Objective:
Leave out the pictures; transcribe all else exactly.

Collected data

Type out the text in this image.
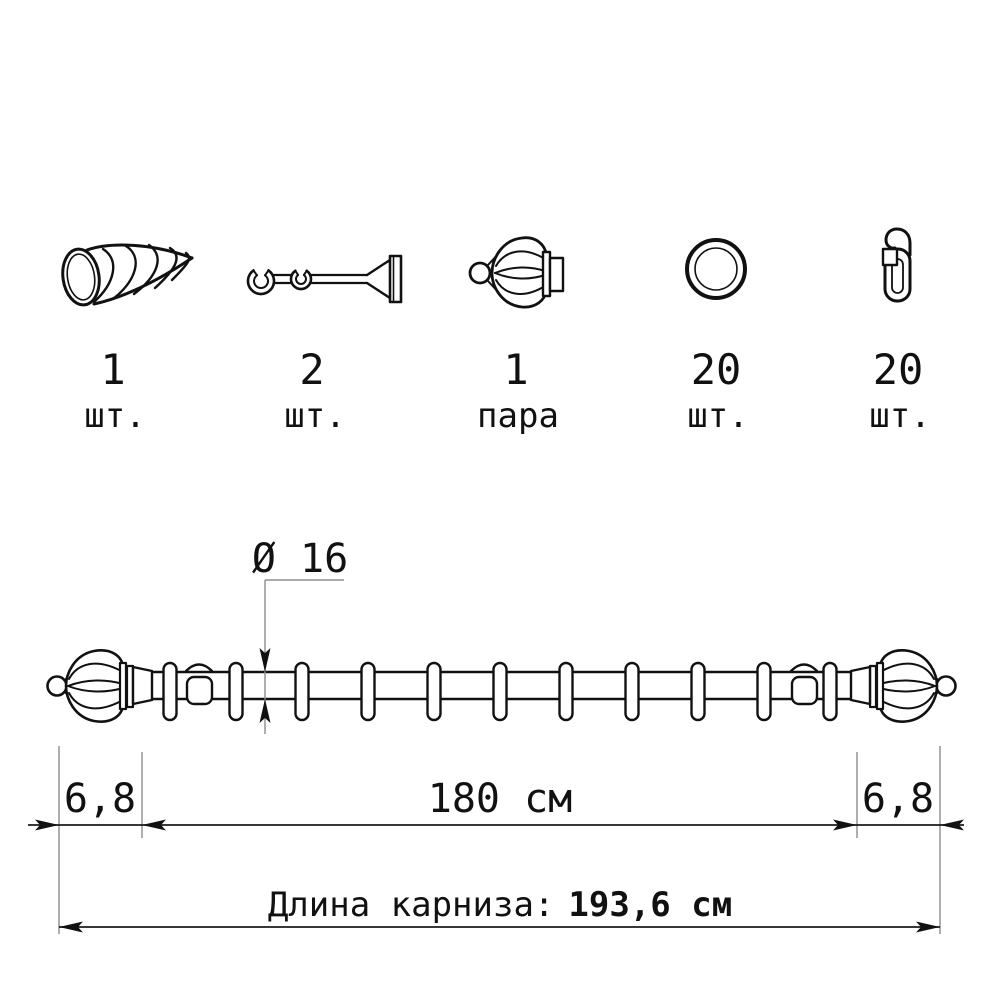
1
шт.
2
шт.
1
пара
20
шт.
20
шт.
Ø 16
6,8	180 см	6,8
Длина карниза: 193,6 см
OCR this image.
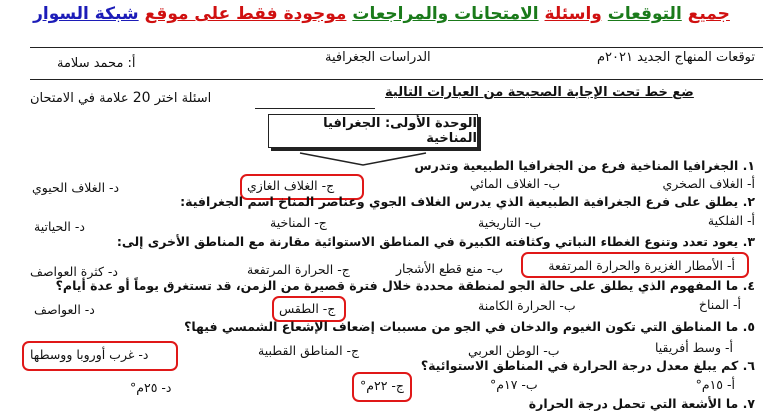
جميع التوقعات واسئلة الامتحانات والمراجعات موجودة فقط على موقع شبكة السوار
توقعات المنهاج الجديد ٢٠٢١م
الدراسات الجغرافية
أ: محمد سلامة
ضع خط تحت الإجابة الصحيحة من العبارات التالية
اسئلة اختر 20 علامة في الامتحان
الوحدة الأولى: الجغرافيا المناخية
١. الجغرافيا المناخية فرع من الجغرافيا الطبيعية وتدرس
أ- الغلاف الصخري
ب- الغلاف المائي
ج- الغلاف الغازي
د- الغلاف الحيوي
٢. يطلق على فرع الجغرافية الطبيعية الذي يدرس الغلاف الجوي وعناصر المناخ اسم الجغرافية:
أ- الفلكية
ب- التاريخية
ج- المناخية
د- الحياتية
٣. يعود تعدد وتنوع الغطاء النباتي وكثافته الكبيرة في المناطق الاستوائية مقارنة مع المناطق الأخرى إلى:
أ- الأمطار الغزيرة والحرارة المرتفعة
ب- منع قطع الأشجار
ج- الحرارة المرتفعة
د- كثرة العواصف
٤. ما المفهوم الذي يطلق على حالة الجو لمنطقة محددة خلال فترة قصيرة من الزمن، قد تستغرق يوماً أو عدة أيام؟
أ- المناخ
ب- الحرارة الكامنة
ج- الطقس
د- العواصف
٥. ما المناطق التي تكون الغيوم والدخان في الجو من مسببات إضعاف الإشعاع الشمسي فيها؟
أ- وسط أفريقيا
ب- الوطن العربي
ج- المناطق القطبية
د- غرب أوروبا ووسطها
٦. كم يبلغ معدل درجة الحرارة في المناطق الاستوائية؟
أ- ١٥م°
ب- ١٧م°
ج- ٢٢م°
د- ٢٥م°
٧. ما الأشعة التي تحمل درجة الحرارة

Answer to this problem:
Type out the text in this image.
1
шт.
2
шт.
1
пара
20
шт.
20
шт.
Ø 16
6,8	180 см	6,8
Длина карниза: 193,6 см
OCR this image.
جميع التوقعات واسئلة الامتحانات والمراجعات موجودة فقط على موقع شبكة السوار
توقعات المنهاج الجديد ٢٠٢١م
الدراسات الجغرافية
أ: محمد سلامة
ضع خط تحت الإجابة الصحيحة من العبارات التالية
اسئلة اختر 20 علامة في الامتحان
الوحدة الأولى: الجغرافيا المناخية
١. الجغرافيا المناخية فرع من الجغرافيا الطبيعية وتدرس
أ- الغلاف الصخري
ب- الغلاف المائي
ج- الغلاف الغازي
د- الغلاف الحيوي
٢. يطلق على فرع الجغرافية الطبيعية الذي يدرس الغلاف الجوي وعناصر المناخ اسم الجغرافية:
أ- الفلكية
ب- التاريخية
ج- المناخية
د- الحياتية
٣. يعود تعدد وتنوع الغطاء النباتي وكثافته الكبيرة في المناطق الاستوائية مقارنة مع المناطق الأخرى إلى:
أ- الأمطار الغزيرة والحرارة المرتفعة
ب- منع قطع الأشجار
ج- الحرارة المرتفعة
د- كثرة العواصف
٤. ما المفهوم الذي يطلق على حالة الجو لمنطقة محددة خلال فترة قصيرة من الزمن، قد تستغرق يوماً أو عدة أيام؟
أ- المناخ
ب- الحرارة الكامنة
ج- الطقس
د- العواصف
٥. ما المناطق التي تكون الغيوم والدخان في الجو من مسببات إضعاف الإشعاع الشمسي فيها؟
أ- وسط أفريقيا
ب- الوطن العربي
ج- المناطق القطبية
د- غرب أوروبا ووسطها
٦. كم يبلغ معدل درجة الحرارة في المناطق الاستوائية؟
أ- ١٥م°
ب- ١٧م°
ج- ٢٢م°
د- ٢٥م°
٧. ما الأشعة التي تحمل درجة الحرارة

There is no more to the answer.